## SHORT TASK:
Can you print every record below exactly as written?

## RAW RECORDS:
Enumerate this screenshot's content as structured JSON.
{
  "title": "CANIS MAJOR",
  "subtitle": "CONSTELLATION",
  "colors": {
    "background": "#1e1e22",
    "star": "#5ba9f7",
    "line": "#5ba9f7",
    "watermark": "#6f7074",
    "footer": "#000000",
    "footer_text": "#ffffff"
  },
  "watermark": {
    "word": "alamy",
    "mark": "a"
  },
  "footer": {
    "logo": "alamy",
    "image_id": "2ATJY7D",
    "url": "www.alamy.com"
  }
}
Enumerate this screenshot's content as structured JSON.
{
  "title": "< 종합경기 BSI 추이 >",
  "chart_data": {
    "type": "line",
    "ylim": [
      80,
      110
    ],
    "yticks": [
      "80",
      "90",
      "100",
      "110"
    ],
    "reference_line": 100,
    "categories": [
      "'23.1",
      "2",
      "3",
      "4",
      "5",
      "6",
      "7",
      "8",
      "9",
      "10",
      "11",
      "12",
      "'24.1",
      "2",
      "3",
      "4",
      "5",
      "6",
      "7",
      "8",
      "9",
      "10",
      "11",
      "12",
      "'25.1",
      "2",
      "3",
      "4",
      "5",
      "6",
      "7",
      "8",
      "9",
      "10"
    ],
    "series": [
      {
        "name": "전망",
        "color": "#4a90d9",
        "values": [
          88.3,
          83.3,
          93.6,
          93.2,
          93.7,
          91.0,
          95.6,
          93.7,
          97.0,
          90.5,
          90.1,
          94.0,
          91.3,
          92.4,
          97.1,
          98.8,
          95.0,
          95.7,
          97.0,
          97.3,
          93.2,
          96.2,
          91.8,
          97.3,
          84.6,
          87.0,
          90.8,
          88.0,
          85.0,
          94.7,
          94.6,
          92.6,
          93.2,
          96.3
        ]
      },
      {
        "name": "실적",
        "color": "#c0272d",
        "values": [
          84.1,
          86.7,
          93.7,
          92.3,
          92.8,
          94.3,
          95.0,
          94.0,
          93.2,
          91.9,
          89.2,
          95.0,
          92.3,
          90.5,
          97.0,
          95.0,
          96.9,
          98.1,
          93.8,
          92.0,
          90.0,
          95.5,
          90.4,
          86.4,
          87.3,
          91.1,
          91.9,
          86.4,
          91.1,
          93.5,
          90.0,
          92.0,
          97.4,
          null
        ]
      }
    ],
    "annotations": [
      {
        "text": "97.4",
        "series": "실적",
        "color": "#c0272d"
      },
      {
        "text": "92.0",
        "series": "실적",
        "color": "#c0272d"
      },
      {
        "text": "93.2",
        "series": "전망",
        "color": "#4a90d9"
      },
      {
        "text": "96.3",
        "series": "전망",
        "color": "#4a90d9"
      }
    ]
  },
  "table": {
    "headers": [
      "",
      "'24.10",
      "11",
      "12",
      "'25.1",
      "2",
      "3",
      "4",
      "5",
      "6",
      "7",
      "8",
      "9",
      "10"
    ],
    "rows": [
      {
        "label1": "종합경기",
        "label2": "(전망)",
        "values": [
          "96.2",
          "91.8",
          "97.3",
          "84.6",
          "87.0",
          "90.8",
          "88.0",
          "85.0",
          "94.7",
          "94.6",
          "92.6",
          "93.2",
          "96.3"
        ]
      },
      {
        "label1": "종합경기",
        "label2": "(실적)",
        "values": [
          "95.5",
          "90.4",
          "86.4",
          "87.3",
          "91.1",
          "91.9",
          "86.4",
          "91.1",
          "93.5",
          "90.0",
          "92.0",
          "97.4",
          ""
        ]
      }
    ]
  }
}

## COMPLETED EXERCISE:
Enumerate this screenshot's content as structured JSON.
{
  "title": "CANIS MAJOR",
  "subtitle": "CONSTELLATION",
  "colors": {
    "background": "#1e1e22",
    "star": "#5ba9f7",
    "line": "#5ba9f7",
    "watermark": "#6f7074",
    "footer": "#000000",
    "footer_text": "#ffffff"
  },
  "watermark": {
    "word": "alamy",
    "mark": "a"
  },
  "footer": {
    "logo": "alamy",
    "image_id": "2ATJY7D",
    "url": "www.alamy.com"
  }
}
Enumerate this screenshot's content as structured JSON.
{
  "title": "< 종합경기 BSI 추이 >",
  "chart_data": {
    "type": "line",
    "ylim": [
      80,
      110
    ],
    "yticks": [
      "80",
      "90",
      "100",
      "110"
    ],
    "reference_line": 100,
    "categories": [
      "'23.1",
      "2",
      "3",
      "4",
      "5",
      "6",
      "7",
      "8",
      "9",
      "10",
      "11",
      "12",
      "'24.1",
      "2",
      "3",
      "4",
      "5",
      "6",
      "7",
      "8",
      "9",
      "10",
      "11",
      "12",
      "'25.1",
      "2",
      "3",
      "4",
      "5",
      "6",
      "7",
      "8",
      "9",
      "10"
    ],
    "series": [
      {
        "name": "전망",
        "color": "#4a90d9",
        "values": [
          88.3,
          83.3,
          93.6,
          93.2,
          93.7,
          91.0,
          95.6,
          93.7,
          97.0,
          90.5,
          90.1,
          94.0,
          91.3,
          92.4,
          97.1,
          98.8,
          95.0,
          95.7,
          97.0,
          97.3,
          93.2,
          96.2,
          91.8,
          97.3,
          84.6,
          87.0,
          90.8,
          88.0,
          85.0,
          94.7,
          94.6,
          92.6,
          93.2,
          96.3
        ]
      },
      {
        "name": "실적",
        "color": "#c0272d",
        "values": [
          84.1,
          86.7,
          93.7,
          92.3,
          92.8,
          94.3,
          95.0,
          94.0,
          93.2,
          91.9,
          89.2,
          95.0,
          92.3,
          90.5,
          97.0,
          95.0,
          96.9,
          98.1,
          93.8,
          92.0,
          90.0,
          95.5,
          90.4,
          86.4,
          87.3,
          91.1,
          91.9,
          86.4,
          91.1,
          93.5,
          90.0,
          92.0,
          97.4,
          null
        ]
      }
    ],
    "annotations": [
      {
        "text": "97.4",
        "series": "실적",
        "color": "#c0272d"
      },
      {
        "text": "92.0",
        "series": "실적",
        "color": "#c0272d"
      },
      {
        "text": "93.2",
        "series": "전망",
        "color": "#4a90d9"
      },
      {
        "text": "96.3",
        "series": "전망",
        "color": "#4a90d9"
      }
    ]
  },
  "table": {
    "headers": [
      "",
      "'24.10",
      "11",
      "12",
      "'25.1",
      "2",
      "3",
      "4",
      "5",
      "6",
      "7",
      "8",
      "9",
      "10"
    ],
    "rows": [
      {
        "label1": "종합경기",
        "label2": "(전망)",
        "values": [
          "96.2",
          "91.8",
          "97.3",
          "84.6",
          "87.0",
          "90.8",
          "88.0",
          "85.0",
          "94.7",
          "94.6",
          "92.6",
          "93.2",
          "96.3"
        ]
      },
      {
        "label1": "종합경기",
        "label2": "(실적)",
        "values": [
          "95.5",
          "90.4",
          "86.4",
          "87.3",
          "91.1",
          "91.9",
          "86.4",
          "91.1",
          "93.5",
          "90.0",
          "92.0",
          "97.4",
          ""
        ]
      }
    ]
  }
}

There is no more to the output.